TASK TO COMPLETE
All entries must be extracted exactly, with nothing added or dropped.
┏━━
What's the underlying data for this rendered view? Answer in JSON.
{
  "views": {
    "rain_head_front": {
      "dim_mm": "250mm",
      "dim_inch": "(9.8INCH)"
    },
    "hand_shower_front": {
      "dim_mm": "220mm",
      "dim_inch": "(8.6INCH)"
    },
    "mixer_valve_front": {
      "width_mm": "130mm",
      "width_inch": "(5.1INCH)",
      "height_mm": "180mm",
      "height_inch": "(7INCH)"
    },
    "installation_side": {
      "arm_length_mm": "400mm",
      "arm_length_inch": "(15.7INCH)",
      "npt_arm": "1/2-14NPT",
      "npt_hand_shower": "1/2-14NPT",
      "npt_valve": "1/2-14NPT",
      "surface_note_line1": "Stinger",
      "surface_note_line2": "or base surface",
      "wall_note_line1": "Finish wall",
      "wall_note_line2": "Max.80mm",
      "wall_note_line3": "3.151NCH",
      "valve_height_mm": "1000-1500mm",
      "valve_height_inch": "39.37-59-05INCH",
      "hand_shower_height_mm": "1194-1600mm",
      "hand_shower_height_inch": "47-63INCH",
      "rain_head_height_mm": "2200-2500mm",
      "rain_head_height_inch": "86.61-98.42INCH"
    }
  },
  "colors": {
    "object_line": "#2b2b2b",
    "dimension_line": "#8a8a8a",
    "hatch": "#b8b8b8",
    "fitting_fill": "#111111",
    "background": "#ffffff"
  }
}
┗━━
SOLVED EXERCISE
What's the underlying data for this rendered view? Answer in JSON.
{
  "views": {
    "rain_head_front": {
      "dim_mm": "250mm",
      "dim_inch": "(9.8INCH)"
    },
    "hand_shower_front": {
      "dim_mm": "220mm",
      "dim_inch": "(8.6INCH)"
    },
    "mixer_valve_front": {
      "width_mm": "130mm",
      "width_inch": "(5.1INCH)",
      "height_mm": "180mm",
      "height_inch": "(7INCH)"
    },
    "installation_side": {
      "arm_length_mm": "400mm",
      "arm_length_inch": "(15.7INCH)",
      "npt_arm": "1/2-14NPT",
      "npt_hand_shower": "1/2-14NPT",
      "npt_valve": "1/2-14NPT",
      "surface_note_line1": "Stinger",
      "surface_note_line2": "or base surface",
      "wall_note_line1": "Finish wall",
      "wall_note_line2": "Max.80mm",
      "wall_note_line3": "3.151NCH",
      "valve_height_mm": "1000-1500mm",
      "valve_height_inch": "39.37-59-05INCH",
      "hand_shower_height_mm": "1194-1600mm",
      "hand_shower_height_inch": "47-63INCH",
      "rain_head_height_mm": "2200-2500mm",
      "rain_head_height_inch": "86.61-98.42INCH"
    }
  },
  "colors": {
    "object_line": "#2b2b2b",
    "dimension_line": "#8a8a8a",
    "hatch": "#b8b8b8",
    "fitting_fill": "#111111",
    "background": "#ffffff"
  }
}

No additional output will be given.